Required task: Output each entry exactly; skip nothing.

Records provided:
:::

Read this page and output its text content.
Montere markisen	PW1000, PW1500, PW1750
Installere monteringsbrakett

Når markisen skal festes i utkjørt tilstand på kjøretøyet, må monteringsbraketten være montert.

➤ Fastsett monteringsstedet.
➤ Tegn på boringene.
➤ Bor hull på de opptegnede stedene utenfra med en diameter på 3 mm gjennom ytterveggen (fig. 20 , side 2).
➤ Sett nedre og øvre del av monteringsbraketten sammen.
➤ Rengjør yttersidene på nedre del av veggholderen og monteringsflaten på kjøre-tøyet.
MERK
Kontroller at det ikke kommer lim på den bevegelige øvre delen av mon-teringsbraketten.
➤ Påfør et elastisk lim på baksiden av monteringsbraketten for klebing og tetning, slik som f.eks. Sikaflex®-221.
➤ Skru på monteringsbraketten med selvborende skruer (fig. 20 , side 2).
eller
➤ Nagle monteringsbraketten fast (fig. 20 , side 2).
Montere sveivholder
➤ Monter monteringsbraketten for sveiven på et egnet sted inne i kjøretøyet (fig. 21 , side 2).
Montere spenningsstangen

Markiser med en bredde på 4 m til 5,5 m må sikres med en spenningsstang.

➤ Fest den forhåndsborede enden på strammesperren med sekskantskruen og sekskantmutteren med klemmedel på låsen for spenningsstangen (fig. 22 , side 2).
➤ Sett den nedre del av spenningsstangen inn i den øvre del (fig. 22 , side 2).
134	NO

:::

Task output:
Read this page and output its text content.
Montere markisen	PW1000, PW1500, PW1750
Installere monteringsbrakett

Når markisen skal festes i utkjørt tilstand på kjøretøyet, må monteringsbraketten være montert.

➤ Fastsett monteringsstedet.
➤ Tegn på boringene.
➤ Bor hull på de opptegnede stedene utenfra med en diameter på 3 mm gjennom ytterveggen (fig. 20 , side 2).
➤ Sett nedre og øvre del av monteringsbraketten sammen.
➤ Rengjør yttersidene på nedre del av veggholderen og monteringsflaten på kjøre-tøyet.
MERK
Kontroller at det ikke kommer lim på den bevegelige øvre delen av mon-teringsbraketten.
➤ Påfør et elastisk lim på baksiden av monteringsbraketten for klebing og tetning, slik som f.eks. Sikaflex®-221.
➤ Skru på monteringsbraketten med selvborende skruer (fig. 20 , side 2).
eller
➤ Nagle monteringsbraketten fast (fig. 20 , side 2).
Montere sveivholder
➤ Monter monteringsbraketten for sveiven på et egnet sted inne i kjøretøyet (fig. 21 , side 2).
Montere spenningsstangen

Markiser med en bredde på 4 m til 5,5 m må sikres med en spenningsstang.

➤ Fest den forhåndsborede enden på strammesperren med sekskantskruen og sekskantmutteren med klemmedel på låsen for spenningsstangen (fig. 22 , side 2).
➤ Sett den nedre del av spenningsstangen inn i den øvre del (fig. 22 , side 2).
134	NO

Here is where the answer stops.